## Exercise goal
Would you transcribe the whole listing exactly, minus its pictures?

## Extracted records
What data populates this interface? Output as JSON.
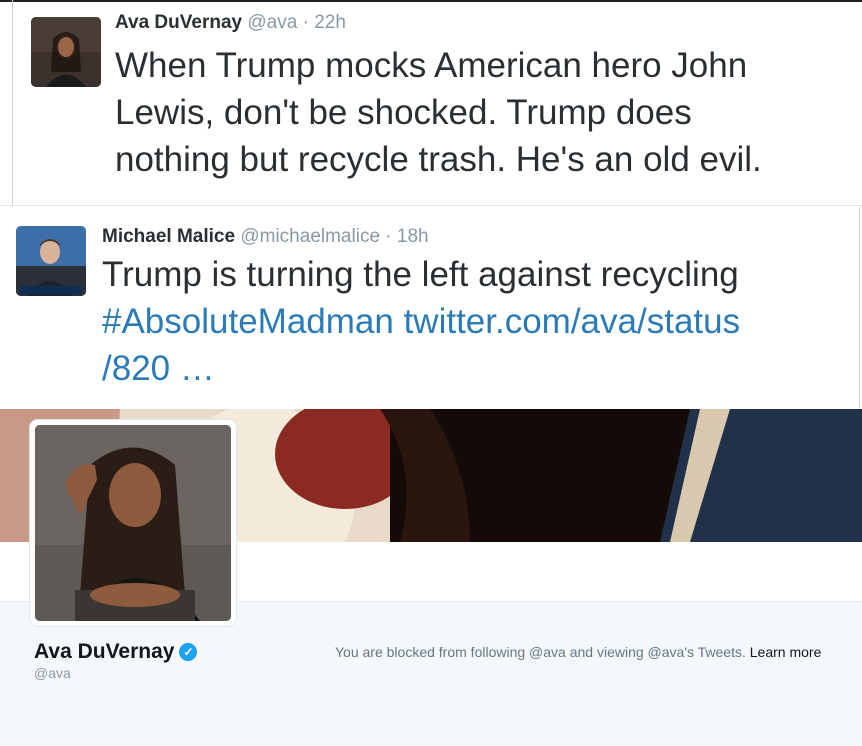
{
  "tweet1": {
    "name": "Ava DuVernay",
    "handle": "@ava",
    "time": "22h",
    "lines": [
      "When Trump mocks American hero John",
      "Lewis, don't be shocked. Trump does",
      "nothing but recycle trash. He's an old evil."
    ]
  },
  "tweet2": {
    "name": "Michael Malice",
    "handle": "@michaelmalice",
    "time": "18h",
    "line1": "Trump is turning the left against recycling",
    "hashtag": "#AbsoluteMadman",
    "link_part1": "twitter.com/ava/status",
    "link_part2": "/820 …"
  },
  "profile": {
    "name": "Ava DuVernay",
    "handle": "@ava",
    "blocked_text": "You are blocked from following @ava and viewing @ava's Tweets.",
    "learn_more": "Learn more",
    "verified_icon": "verified-badge-icon",
    "verified_color": "#1da1f2"
  }
}
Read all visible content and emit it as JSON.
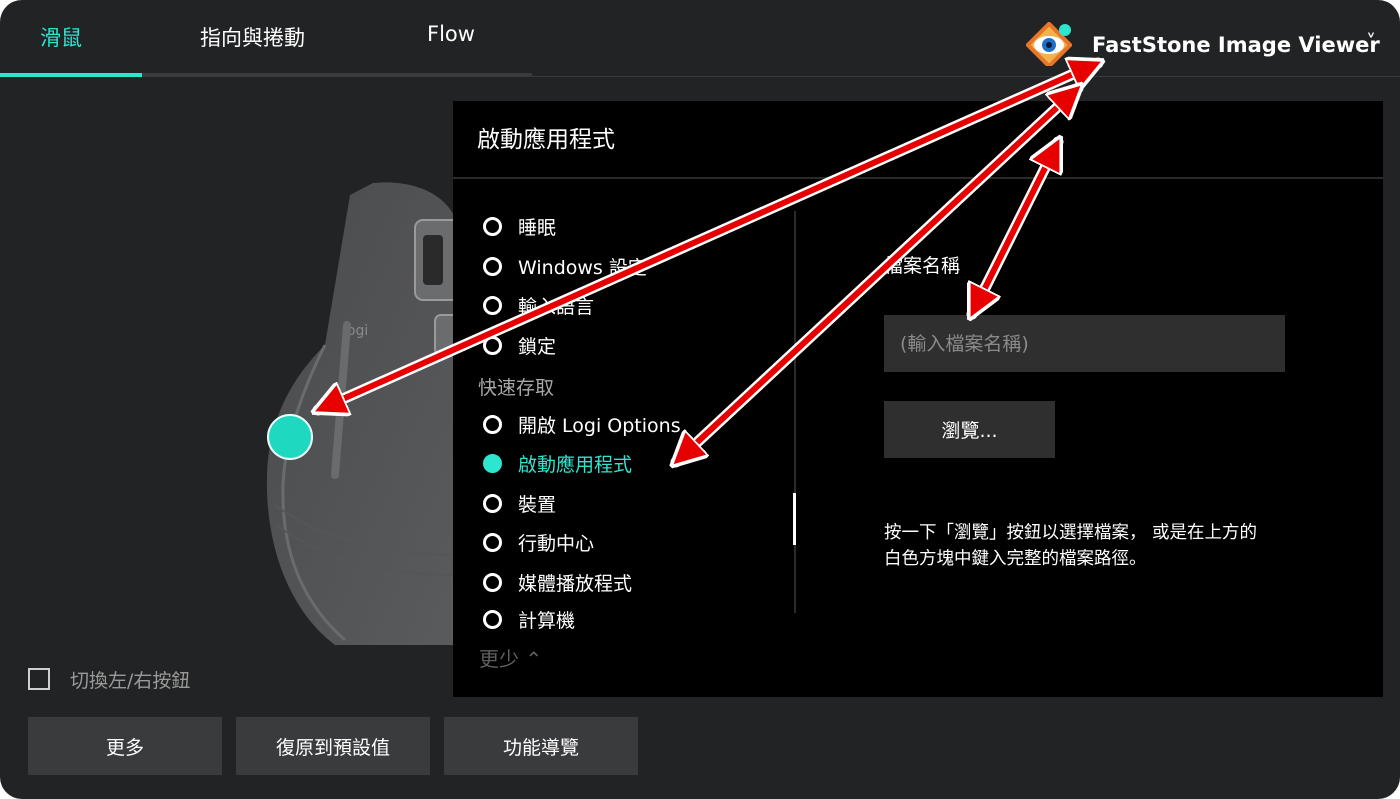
{
  "tabs": [
    {
      "label": "滑鼠",
      "active": true
    },
    {
      "label": "指向與捲動",
      "active": false
    },
    {
      "label": "Flow",
      "active": false
    }
  ],
  "app_selector": {
    "name": "FastStone Image Viewer",
    "icon": "faststone-eye-icon",
    "caret": "˅"
  },
  "swap_buttons": {
    "label": "切換左/右按鈕",
    "checked": false
  },
  "bottom_buttons": {
    "more": "更多",
    "reset": "復原到預設值",
    "tour": "功能導覽"
  },
  "panel": {
    "title": "啟動應用程式",
    "menu_items": [
      {
        "label": "睡眠",
        "selected": false
      },
      {
        "label": "Windows 設定",
        "selected": false
      },
      {
        "label": "輸入語言",
        "selected": false
      },
      {
        "label": "鎖定",
        "selected": false
      }
    ],
    "section_label": "快速存取",
    "section_items": [
      {
        "label": "開啟 Logi Options",
        "selected": false
      },
      {
        "label": "啟動應用程式",
        "selected": true
      },
      {
        "label": "裝置",
        "selected": false
      },
      {
        "label": "行動中心",
        "selected": false
      },
      {
        "label": "媒體播放程式",
        "selected": false
      },
      {
        "label": "計算機",
        "selected": false
      }
    ],
    "more_less": "更少 ⌃",
    "file_name_label": "檔案名稱",
    "file_name_value": "",
    "file_name_placeholder": "(輸入檔案名稱)",
    "browse_label": "瀏覽...",
    "help_line1": "按一下「瀏覽」按鈕以選擇檔案， 或是在上方的",
    "help_line2": "白色方塊中鍵入完整的檔案路徑。"
  },
  "colors": {
    "accent": "#2ee5cf",
    "annotation_arrow": "#e60000",
    "panel_bg": "#000000",
    "app_bg": "#222324"
  }
}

## Solution
What data populates this interface? Output as JSON.
{
  "tweet1": {
    "name": "Ava DuVernay",
    "handle": "@ava",
    "time": "22h",
    "lines": [
      "When Trump mocks American hero John",
      "Lewis, don't be shocked. Trump does",
      "nothing but recycle trash. He's an old evil."
    ]
  },
  "tweet2": {
    "name": "Michael Malice",
    "handle": "@michaelmalice",
    "time": "18h",
    "line1": "Trump is turning the left against recycling",
    "hashtag": "#AbsoluteMadman",
    "link_part1": "twitter.com/ava/status",
    "link_part2": "/820 …"
  },
  "profile": {
    "name": "Ava DuVernay",
    "handle": "@ava",
    "blocked_text": "You are blocked from following @ava and viewing @ava's Tweets.",
    "learn_more": "Learn more",
    "verified_icon": "verified-badge-icon",
    "verified_color": "#1da1f2"
  }
}
Read all visible content and emit it as JSON.
{
  "tabs": [
    {
      "label": "滑鼠",
      "active": true
    },
    {
      "label": "指向與捲動",
      "active": false
    },
    {
      "label": "Flow",
      "active": false
    }
  ],
  "app_selector": {
    "name": "FastStone Image Viewer",
    "icon": "faststone-eye-icon",
    "caret": "˅"
  },
  "swap_buttons": {
    "label": "切換左/右按鈕",
    "checked": false
  },
  "bottom_buttons": {
    "more": "更多",
    "reset": "復原到預設值",
    "tour": "功能導覽"
  },
  "panel": {
    "title": "啟動應用程式",
    "menu_items": [
      {
        "label": "睡眠",
        "selected": false
      },
      {
        "label": "Windows 設定",
        "selected": false
      },
      {
        "label": "輸入語言",
        "selected": false
      },
      {
        "label": "鎖定",
        "selected": false
      }
    ],
    "section_label": "快速存取",
    "section_items": [
      {
        "label": "開啟 Logi Options",
        "selected": false
      },
      {
        "label": "啟動應用程式",
        "selected": true
      },
      {
        "label": "裝置",
        "selected": false
      },
      {
        "label": "行動中心",
        "selected": false
      },
      {
        "label": "媒體播放程式",
        "selected": false
      },
      {
        "label": "計算機",
        "selected": false
      }
    ],
    "more_less": "更少 ⌃",
    "file_name_label": "檔案名稱",
    "file_name_value": "",
    "file_name_placeholder": "(輸入檔案名稱)",
    "browse_label": "瀏覽...",
    "help_line1": "按一下「瀏覽」按鈕以選擇檔案， 或是在上方的",
    "help_line2": "白色方塊中鍵入完整的檔案路徑。"
  },
  "colors": {
    "accent": "#2ee5cf",
    "annotation_arrow": "#e60000",
    "panel_bg": "#000000",
    "app_bg": "#222324"
  }
}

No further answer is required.